-- start --
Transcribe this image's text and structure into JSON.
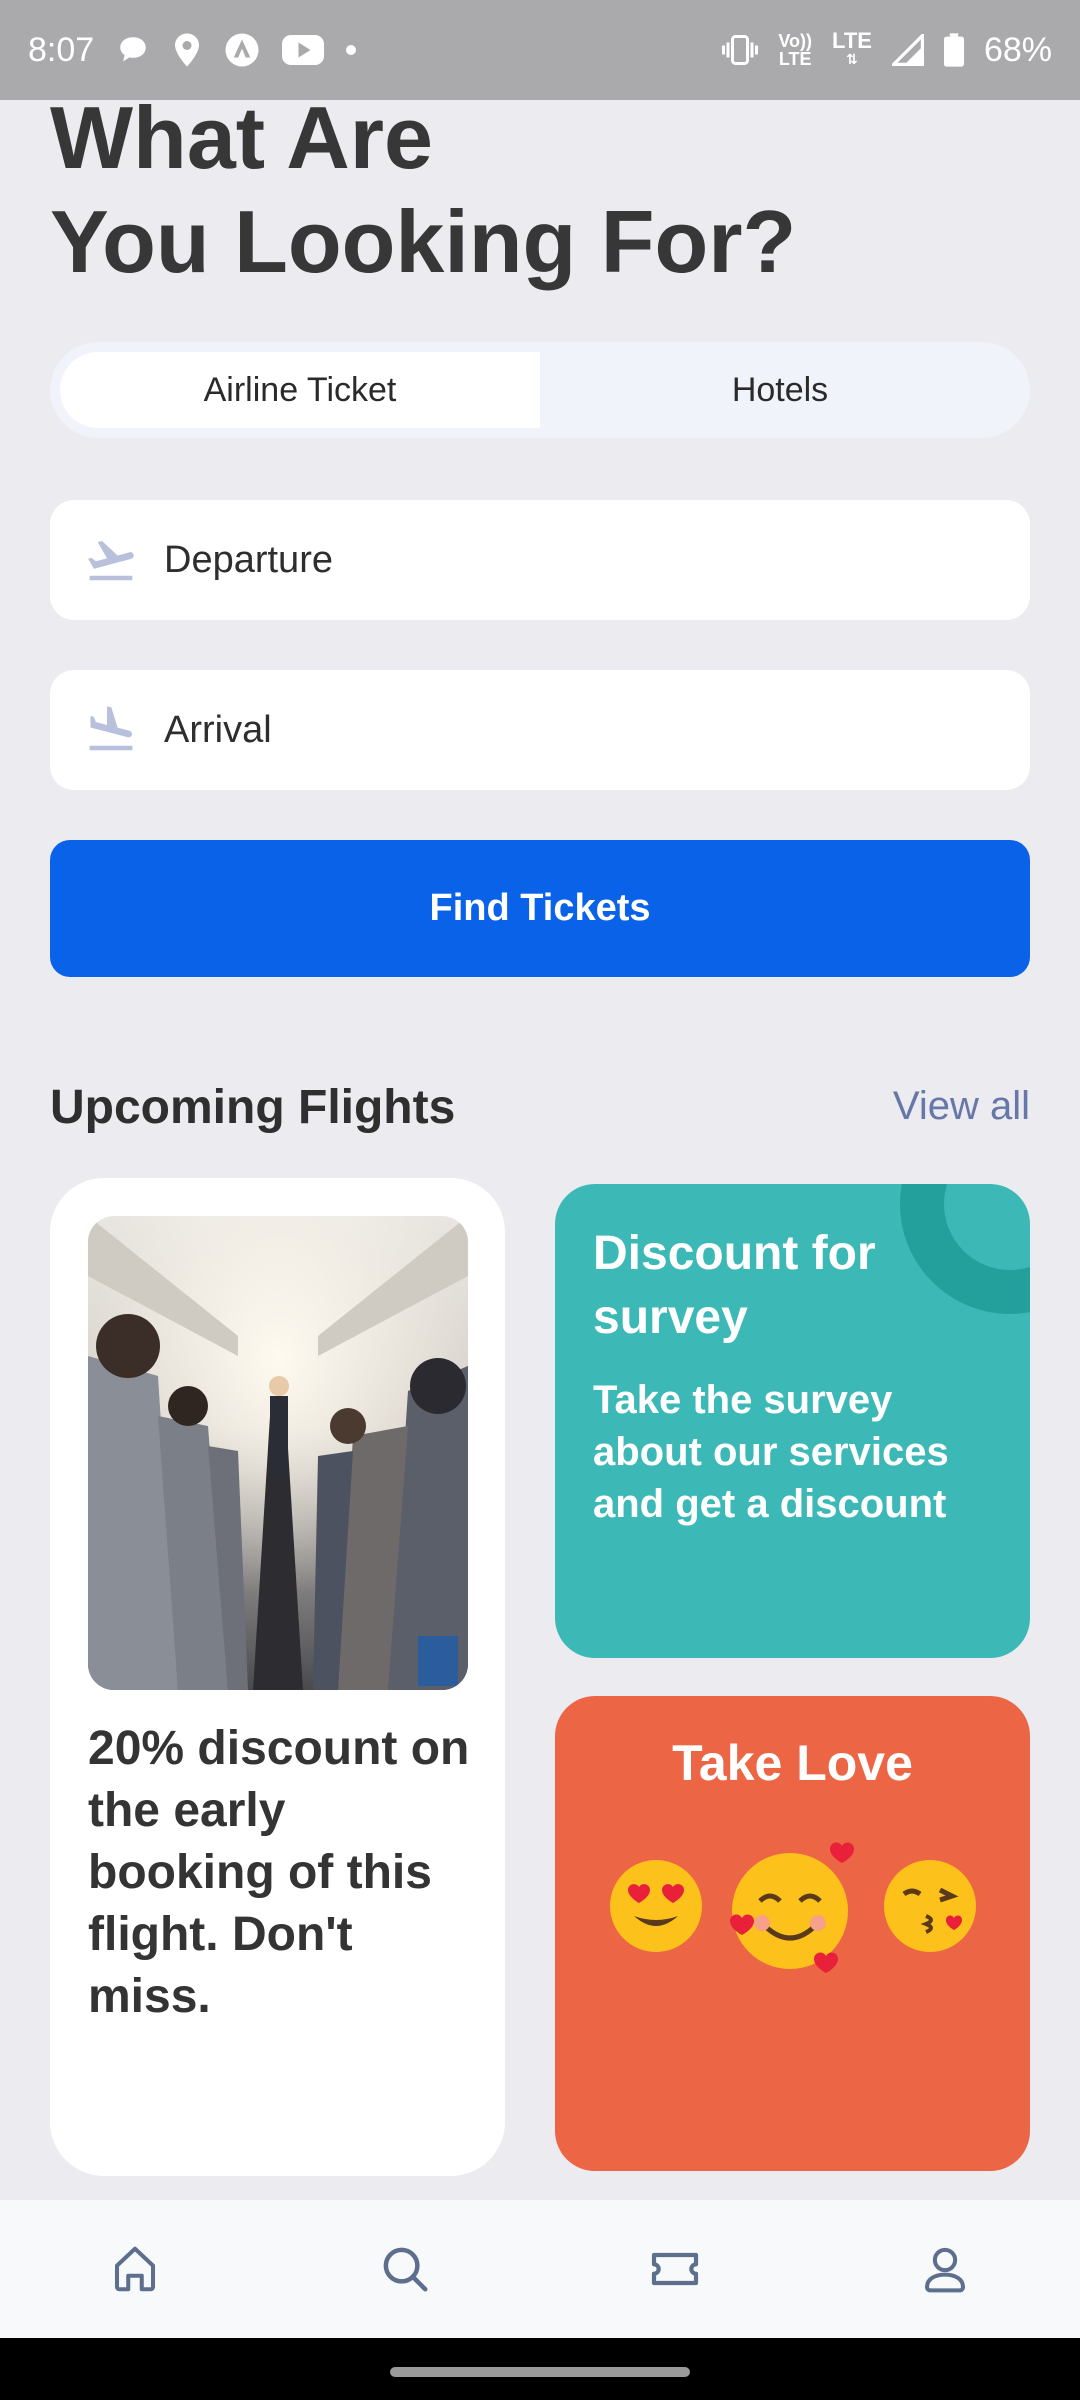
{
  "status_bar": {
    "time": "8:07",
    "network_top": "Vo))",
    "network_bottom": "LTE",
    "lte_label": "LTE",
    "battery": "68%"
  },
  "headline": {
    "line1": "What Are",
    "line2": "You Looking For?"
  },
  "tabs": [
    {
      "label": "Airline Ticket",
      "active": true
    },
    {
      "label": "Hotels",
      "active": false
    }
  ],
  "departure": {
    "label": "Departure"
  },
  "arrival": {
    "label": "Arrival"
  },
  "find_button": {
    "label": "Find Tickets"
  },
  "upcoming": {
    "title": "Upcoming Flights",
    "view_all": "View all"
  },
  "promo_card": {
    "text": "20% discount on the early booking of this flight. Don't miss."
  },
  "survey_card": {
    "title": "Discount for survey",
    "description": "Take the survey about our services and get a discount",
    "color": "#3cb8b6"
  },
  "love_card": {
    "title": "Take Love",
    "emojis": [
      "😍",
      "🥰",
      "😘"
    ],
    "color": "#ec6545"
  },
  "bottom_nav": [
    {
      "icon": "home-icon"
    },
    {
      "icon": "search-icon"
    },
    {
      "icon": "ticket-icon"
    },
    {
      "icon": "profile-icon"
    }
  ],
  "colors": {
    "primary": "#0962e8",
    "link": "#6677a8",
    "background": "#ebebf0"
  }
}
-- end --
▶ **Set task**: All the records need to be repeated exactly, with the images dropped.

▶ **Exercise response**:
Transcribe this image's text and structure into JSON.
{
  "status_bar": {
    "time": "8:07",
    "network_top": "Vo))",
    "network_bottom": "LTE",
    "lte_label": "LTE",
    "battery": "68%"
  },
  "headline": {
    "line1": "What Are",
    "line2": "You Looking For?"
  },
  "tabs": [
    {
      "label": "Airline Ticket",
      "active": true
    },
    {
      "label": "Hotels",
      "active": false
    }
  ],
  "departure": {
    "label": "Departure"
  },
  "arrival": {
    "label": "Arrival"
  },
  "find_button": {
    "label": "Find Tickets"
  },
  "upcoming": {
    "title": "Upcoming Flights",
    "view_all": "View all"
  },
  "promo_card": {
    "text": "20% discount on the early booking of this flight. Don't miss."
  },
  "survey_card": {
    "title": "Discount for survey",
    "description": "Take the survey about our services and get a discount",
    "color": "#3cb8b6"
  },
  "love_card": {
    "title": "Take Love",
    "emojis": [
      "😍",
      "🥰",
      "😘"
    ],
    "color": "#ec6545"
  },
  "bottom_nav": [
    {
      "icon": "home-icon"
    },
    {
      "icon": "search-icon"
    },
    {
      "icon": "ticket-icon"
    },
    {
      "icon": "profile-icon"
    }
  ],
  "colors": {
    "primary": "#0962e8",
    "link": "#6677a8",
    "background": "#ebebf0"
  }
}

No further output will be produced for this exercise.